• [Data for this exercise]
• • • • • • •

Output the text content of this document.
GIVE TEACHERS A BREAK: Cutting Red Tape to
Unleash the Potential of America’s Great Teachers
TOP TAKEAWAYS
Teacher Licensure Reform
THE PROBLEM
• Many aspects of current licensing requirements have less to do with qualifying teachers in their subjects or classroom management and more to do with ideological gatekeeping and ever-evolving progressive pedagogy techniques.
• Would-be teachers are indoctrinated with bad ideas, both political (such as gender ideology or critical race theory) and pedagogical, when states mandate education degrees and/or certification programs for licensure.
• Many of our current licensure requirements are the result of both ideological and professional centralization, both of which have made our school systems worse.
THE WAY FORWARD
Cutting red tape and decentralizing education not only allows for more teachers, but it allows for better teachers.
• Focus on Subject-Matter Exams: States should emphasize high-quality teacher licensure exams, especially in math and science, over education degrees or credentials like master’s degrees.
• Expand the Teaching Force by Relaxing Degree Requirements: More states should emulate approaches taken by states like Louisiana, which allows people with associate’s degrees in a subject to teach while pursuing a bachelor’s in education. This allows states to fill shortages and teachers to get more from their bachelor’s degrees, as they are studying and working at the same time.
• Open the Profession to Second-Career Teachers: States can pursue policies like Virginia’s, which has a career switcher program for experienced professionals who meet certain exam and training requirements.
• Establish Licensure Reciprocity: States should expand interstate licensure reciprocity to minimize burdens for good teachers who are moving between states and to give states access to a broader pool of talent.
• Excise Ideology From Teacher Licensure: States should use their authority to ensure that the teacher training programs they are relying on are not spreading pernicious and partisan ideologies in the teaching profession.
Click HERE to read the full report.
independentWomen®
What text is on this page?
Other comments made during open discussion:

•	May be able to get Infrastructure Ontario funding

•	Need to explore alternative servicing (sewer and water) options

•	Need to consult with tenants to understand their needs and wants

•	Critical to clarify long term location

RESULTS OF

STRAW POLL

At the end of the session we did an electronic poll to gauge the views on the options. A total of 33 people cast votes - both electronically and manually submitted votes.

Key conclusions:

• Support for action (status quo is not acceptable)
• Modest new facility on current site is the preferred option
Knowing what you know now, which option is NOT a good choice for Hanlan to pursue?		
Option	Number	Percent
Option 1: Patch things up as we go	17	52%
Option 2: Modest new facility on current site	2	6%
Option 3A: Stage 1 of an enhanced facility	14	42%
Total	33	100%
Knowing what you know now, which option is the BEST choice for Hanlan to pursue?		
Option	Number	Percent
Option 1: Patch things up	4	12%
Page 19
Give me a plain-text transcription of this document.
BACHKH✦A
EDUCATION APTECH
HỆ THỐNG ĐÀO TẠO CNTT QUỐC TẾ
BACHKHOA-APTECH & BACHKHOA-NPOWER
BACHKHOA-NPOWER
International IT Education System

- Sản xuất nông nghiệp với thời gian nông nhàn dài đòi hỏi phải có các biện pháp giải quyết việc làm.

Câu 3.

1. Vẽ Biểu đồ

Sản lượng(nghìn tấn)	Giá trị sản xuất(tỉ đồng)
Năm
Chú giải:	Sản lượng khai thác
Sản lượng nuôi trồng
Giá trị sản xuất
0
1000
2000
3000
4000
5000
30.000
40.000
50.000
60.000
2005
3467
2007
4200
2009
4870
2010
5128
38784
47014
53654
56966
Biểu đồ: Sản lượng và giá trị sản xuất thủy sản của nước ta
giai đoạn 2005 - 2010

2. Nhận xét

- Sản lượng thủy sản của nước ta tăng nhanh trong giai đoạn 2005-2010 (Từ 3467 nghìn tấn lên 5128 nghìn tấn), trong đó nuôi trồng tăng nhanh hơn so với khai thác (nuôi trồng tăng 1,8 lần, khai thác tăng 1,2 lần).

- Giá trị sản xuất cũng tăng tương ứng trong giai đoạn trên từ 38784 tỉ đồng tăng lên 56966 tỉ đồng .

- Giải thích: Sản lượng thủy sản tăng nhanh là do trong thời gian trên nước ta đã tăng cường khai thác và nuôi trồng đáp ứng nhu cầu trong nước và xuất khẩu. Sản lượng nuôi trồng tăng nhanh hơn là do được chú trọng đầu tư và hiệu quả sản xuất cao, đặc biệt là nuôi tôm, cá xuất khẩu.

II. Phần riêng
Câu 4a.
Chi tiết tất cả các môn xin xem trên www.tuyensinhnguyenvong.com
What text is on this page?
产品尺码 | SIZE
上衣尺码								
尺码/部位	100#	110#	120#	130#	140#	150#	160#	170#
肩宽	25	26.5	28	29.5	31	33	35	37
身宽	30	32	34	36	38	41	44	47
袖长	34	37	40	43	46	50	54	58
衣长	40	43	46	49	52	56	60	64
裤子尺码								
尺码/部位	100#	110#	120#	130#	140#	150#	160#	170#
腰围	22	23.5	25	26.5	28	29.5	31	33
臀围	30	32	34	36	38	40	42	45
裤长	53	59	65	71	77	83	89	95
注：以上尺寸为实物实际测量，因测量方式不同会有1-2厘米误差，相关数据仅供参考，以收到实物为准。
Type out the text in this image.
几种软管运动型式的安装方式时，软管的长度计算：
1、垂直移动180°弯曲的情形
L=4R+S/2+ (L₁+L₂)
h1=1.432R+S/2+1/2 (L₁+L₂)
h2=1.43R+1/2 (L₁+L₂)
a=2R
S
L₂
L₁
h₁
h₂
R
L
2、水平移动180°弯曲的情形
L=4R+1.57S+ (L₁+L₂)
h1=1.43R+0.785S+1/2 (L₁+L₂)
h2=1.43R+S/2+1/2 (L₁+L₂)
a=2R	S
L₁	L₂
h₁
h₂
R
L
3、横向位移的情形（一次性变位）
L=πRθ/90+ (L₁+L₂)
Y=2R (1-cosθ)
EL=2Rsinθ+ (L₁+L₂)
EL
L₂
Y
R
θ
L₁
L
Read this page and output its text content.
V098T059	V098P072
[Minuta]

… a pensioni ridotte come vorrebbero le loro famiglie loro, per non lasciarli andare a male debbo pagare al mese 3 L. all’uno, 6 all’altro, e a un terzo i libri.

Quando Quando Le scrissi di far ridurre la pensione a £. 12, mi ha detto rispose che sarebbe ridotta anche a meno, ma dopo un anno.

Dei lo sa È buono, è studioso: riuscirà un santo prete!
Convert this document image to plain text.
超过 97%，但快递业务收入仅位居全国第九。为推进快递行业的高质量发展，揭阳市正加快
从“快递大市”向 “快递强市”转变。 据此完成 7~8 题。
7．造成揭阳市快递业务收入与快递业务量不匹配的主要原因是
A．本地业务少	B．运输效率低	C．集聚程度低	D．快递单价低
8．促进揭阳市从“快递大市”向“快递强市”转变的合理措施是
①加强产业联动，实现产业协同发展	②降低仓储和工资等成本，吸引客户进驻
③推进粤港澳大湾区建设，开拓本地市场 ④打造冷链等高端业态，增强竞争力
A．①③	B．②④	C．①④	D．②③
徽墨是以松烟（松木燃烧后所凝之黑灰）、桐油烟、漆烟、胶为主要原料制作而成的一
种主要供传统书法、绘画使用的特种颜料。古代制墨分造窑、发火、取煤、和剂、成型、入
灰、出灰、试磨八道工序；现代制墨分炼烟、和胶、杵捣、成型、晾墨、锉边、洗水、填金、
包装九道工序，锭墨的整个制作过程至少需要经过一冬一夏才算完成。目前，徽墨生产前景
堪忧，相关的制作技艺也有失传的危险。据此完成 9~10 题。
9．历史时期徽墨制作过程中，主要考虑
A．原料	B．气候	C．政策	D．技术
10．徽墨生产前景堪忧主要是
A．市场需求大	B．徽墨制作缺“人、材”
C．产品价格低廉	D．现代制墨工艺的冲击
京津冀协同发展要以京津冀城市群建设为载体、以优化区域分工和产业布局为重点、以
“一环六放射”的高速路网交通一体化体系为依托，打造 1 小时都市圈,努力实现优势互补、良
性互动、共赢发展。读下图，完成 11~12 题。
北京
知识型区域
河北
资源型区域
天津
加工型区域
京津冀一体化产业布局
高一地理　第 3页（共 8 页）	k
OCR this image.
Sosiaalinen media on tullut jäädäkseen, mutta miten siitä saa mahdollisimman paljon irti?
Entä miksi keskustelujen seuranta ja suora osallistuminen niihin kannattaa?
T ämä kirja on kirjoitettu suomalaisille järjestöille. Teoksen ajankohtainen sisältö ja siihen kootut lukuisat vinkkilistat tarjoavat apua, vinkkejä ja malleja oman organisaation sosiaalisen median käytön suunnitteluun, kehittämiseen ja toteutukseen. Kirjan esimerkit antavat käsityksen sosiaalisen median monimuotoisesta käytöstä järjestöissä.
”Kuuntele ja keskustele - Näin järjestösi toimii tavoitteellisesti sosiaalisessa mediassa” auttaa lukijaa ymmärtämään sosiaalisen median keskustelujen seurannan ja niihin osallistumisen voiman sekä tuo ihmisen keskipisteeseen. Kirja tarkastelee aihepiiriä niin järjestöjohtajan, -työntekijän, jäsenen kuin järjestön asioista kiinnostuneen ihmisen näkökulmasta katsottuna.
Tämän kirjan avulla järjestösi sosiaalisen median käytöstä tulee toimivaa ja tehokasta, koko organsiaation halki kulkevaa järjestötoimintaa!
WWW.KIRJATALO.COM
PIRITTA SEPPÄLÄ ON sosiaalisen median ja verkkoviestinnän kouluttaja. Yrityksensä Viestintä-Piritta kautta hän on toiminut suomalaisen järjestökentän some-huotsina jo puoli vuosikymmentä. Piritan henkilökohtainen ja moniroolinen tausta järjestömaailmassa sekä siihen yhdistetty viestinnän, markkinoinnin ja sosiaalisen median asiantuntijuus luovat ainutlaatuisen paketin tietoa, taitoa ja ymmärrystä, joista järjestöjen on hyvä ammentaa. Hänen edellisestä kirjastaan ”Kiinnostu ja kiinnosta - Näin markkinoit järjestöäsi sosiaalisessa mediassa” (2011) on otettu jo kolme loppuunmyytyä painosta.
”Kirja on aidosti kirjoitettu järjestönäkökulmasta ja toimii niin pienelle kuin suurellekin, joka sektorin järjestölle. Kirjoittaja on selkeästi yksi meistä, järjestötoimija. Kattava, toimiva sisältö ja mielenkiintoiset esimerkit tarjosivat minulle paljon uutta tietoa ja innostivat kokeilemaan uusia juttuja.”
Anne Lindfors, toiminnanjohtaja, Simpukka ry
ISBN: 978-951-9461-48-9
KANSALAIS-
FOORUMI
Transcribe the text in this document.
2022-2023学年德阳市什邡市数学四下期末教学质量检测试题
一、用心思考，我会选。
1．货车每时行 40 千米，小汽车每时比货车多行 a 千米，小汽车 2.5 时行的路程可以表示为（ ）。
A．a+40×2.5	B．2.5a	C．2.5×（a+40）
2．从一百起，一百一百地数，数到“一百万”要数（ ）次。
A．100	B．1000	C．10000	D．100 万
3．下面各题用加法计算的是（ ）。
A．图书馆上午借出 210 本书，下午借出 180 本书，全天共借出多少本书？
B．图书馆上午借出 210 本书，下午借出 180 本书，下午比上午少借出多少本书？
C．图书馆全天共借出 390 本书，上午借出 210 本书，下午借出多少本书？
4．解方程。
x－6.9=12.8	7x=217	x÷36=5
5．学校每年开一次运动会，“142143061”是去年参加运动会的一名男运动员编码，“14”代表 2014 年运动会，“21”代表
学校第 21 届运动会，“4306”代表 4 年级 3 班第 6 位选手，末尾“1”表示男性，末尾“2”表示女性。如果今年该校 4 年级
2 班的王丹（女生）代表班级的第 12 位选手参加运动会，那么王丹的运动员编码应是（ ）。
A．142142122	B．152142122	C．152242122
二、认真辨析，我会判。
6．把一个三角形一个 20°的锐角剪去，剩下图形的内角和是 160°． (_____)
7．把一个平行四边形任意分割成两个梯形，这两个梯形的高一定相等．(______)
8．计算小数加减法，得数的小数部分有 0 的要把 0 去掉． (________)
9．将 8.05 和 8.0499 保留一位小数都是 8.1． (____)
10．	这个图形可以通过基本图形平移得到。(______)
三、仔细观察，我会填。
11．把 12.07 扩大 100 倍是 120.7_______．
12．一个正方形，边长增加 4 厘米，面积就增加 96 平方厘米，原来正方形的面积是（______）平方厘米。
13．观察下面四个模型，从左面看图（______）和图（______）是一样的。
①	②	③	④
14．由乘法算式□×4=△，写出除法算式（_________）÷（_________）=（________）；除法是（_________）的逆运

• • • • • • •

• [Problem statement] Report how many lines in these entries contain "document". Answer with the number only.

• [Task output] 4